Problem to solve.
Your answer should be a single number: how many lines in the data below hold the string "double".

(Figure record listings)
--------------------------------

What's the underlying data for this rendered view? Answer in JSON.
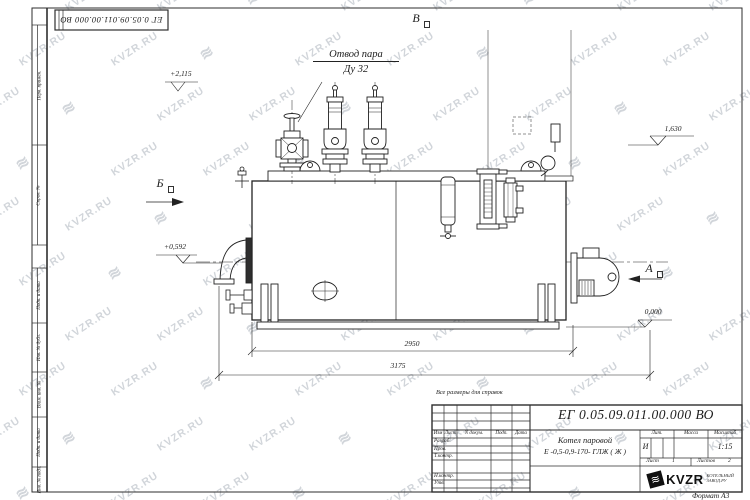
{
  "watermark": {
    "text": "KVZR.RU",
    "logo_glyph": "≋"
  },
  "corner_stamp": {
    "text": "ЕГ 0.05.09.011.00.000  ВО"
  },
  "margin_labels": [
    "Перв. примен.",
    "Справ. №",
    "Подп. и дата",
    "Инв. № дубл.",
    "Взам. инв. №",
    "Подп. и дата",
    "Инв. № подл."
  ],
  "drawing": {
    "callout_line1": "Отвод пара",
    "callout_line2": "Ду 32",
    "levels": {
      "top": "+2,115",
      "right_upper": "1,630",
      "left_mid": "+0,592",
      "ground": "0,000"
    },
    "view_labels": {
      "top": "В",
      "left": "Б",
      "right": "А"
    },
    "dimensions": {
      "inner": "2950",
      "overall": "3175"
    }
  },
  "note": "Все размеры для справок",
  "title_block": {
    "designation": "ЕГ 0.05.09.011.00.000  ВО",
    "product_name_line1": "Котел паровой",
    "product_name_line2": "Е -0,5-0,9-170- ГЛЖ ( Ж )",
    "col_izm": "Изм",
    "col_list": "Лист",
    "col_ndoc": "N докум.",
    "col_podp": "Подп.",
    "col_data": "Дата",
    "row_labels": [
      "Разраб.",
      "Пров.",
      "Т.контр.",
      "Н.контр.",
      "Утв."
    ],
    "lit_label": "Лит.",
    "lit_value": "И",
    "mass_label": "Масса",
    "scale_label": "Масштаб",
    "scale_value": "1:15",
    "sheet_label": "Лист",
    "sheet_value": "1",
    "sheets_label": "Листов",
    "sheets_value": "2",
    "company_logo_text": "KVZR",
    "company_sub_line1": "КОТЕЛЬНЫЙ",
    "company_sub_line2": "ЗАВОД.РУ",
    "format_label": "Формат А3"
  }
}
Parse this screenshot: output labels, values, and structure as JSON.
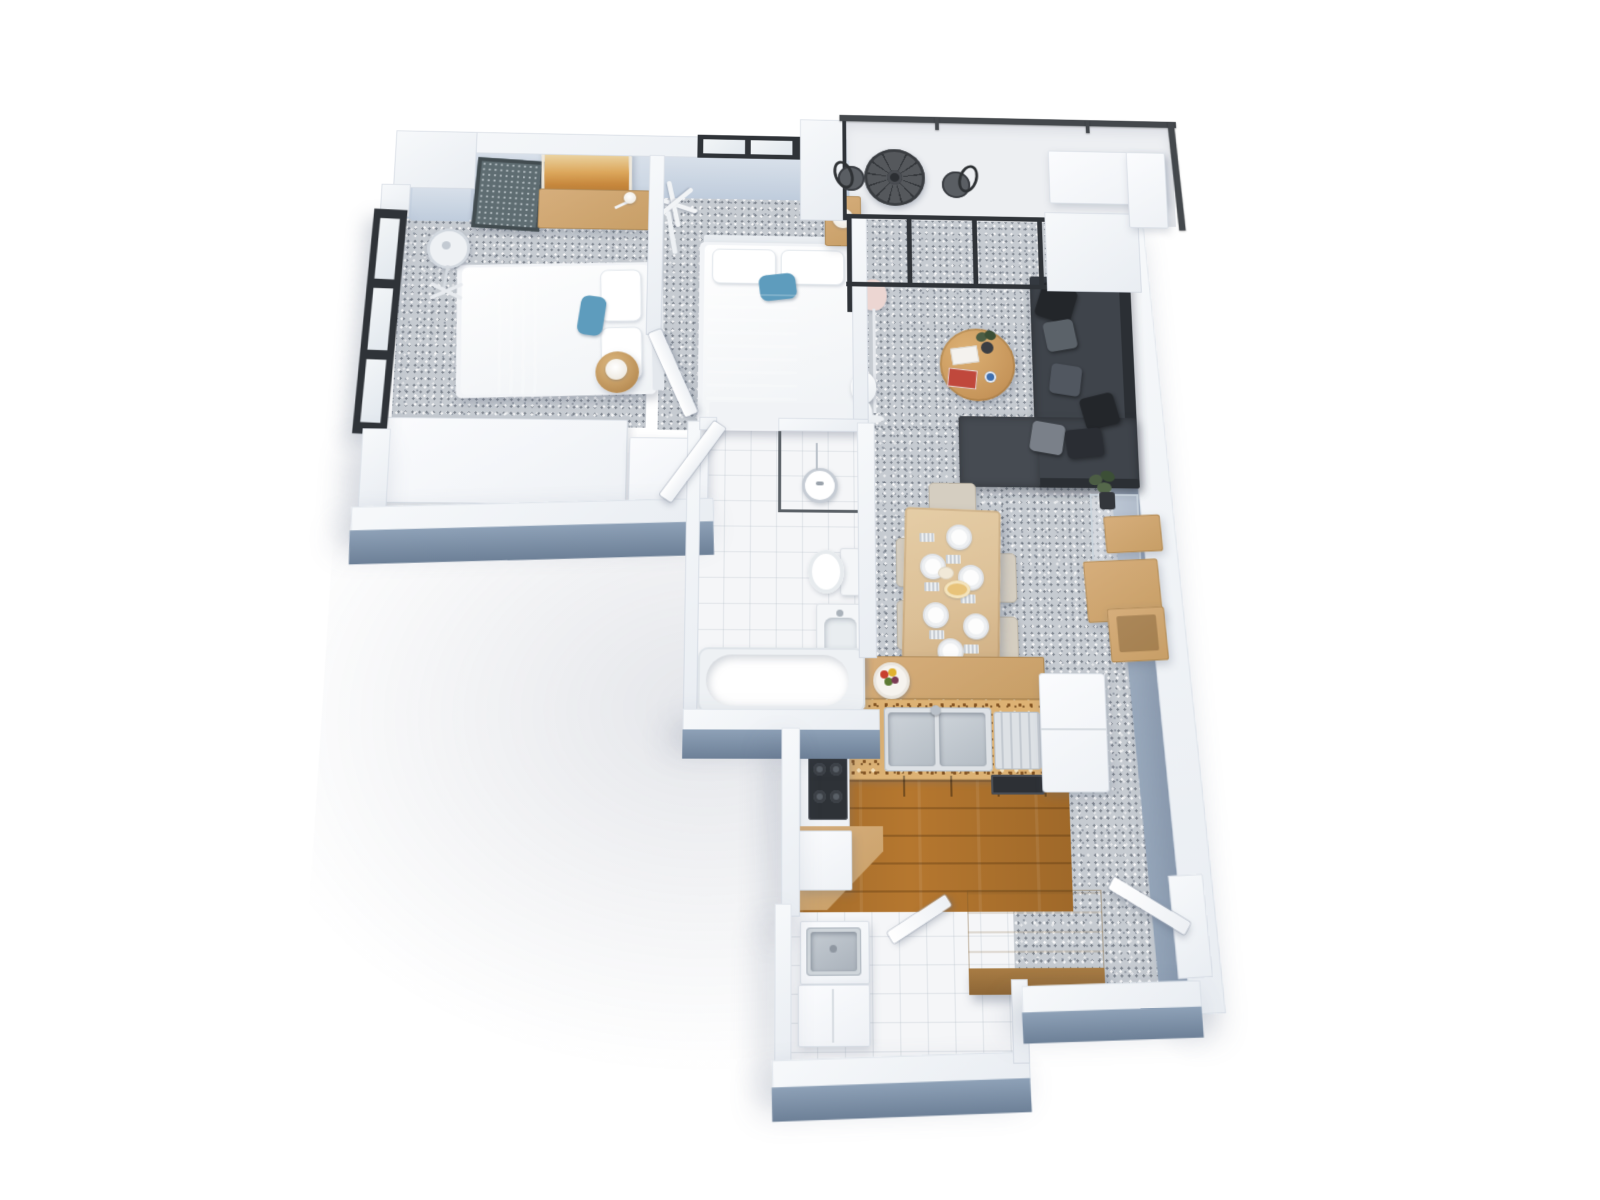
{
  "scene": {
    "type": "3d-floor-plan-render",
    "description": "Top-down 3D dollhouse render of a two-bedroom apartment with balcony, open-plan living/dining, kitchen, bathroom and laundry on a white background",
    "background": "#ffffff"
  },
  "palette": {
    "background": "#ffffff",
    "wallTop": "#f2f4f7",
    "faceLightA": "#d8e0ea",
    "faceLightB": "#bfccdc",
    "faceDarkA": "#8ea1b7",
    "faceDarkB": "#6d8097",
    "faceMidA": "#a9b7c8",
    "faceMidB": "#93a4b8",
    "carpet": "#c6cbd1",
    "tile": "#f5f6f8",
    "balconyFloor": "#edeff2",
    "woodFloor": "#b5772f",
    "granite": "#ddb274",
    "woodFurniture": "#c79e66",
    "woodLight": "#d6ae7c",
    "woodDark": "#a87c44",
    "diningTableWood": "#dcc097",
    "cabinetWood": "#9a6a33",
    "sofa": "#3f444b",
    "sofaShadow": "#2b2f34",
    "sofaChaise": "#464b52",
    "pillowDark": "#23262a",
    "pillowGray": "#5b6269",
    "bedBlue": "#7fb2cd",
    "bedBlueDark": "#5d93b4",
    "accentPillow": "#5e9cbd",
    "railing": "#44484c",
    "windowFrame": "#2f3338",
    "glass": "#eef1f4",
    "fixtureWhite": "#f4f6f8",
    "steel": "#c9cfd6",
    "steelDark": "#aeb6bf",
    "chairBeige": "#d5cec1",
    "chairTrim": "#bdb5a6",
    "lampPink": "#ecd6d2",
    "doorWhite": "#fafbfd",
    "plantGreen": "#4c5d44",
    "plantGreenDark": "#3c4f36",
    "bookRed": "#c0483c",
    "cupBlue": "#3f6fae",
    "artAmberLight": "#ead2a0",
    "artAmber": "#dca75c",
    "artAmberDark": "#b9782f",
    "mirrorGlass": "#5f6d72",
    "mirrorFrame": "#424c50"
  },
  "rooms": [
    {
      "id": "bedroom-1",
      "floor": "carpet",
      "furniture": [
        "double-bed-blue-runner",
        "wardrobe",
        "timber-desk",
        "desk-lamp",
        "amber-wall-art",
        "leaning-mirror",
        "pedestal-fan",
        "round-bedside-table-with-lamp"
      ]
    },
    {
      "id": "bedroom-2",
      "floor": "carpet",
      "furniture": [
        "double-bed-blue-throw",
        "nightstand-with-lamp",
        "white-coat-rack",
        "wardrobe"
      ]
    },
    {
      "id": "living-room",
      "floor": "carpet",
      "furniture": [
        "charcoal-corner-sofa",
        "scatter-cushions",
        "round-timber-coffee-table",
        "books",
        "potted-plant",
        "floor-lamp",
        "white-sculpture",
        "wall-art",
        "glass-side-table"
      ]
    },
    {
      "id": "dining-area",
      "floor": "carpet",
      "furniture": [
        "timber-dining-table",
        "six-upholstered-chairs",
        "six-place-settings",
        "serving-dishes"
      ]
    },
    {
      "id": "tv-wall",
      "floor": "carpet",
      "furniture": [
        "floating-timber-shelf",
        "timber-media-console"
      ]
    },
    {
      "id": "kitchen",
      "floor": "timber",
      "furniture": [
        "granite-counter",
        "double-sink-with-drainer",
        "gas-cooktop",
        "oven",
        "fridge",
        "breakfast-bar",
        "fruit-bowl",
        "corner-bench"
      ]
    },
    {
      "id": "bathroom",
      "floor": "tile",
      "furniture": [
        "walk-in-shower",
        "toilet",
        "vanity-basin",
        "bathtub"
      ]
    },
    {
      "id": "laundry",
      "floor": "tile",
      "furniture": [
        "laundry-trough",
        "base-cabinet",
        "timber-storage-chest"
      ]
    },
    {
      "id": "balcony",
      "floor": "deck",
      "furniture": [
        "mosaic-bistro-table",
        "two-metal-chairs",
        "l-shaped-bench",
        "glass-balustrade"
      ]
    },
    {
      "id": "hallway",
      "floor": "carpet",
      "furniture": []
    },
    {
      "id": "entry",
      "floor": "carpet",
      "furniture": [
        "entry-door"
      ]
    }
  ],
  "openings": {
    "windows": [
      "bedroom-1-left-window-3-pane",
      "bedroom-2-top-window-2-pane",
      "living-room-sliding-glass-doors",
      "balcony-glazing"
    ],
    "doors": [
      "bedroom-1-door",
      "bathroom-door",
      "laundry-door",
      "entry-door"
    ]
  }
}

--------------------------------

Solution to the exercise.
3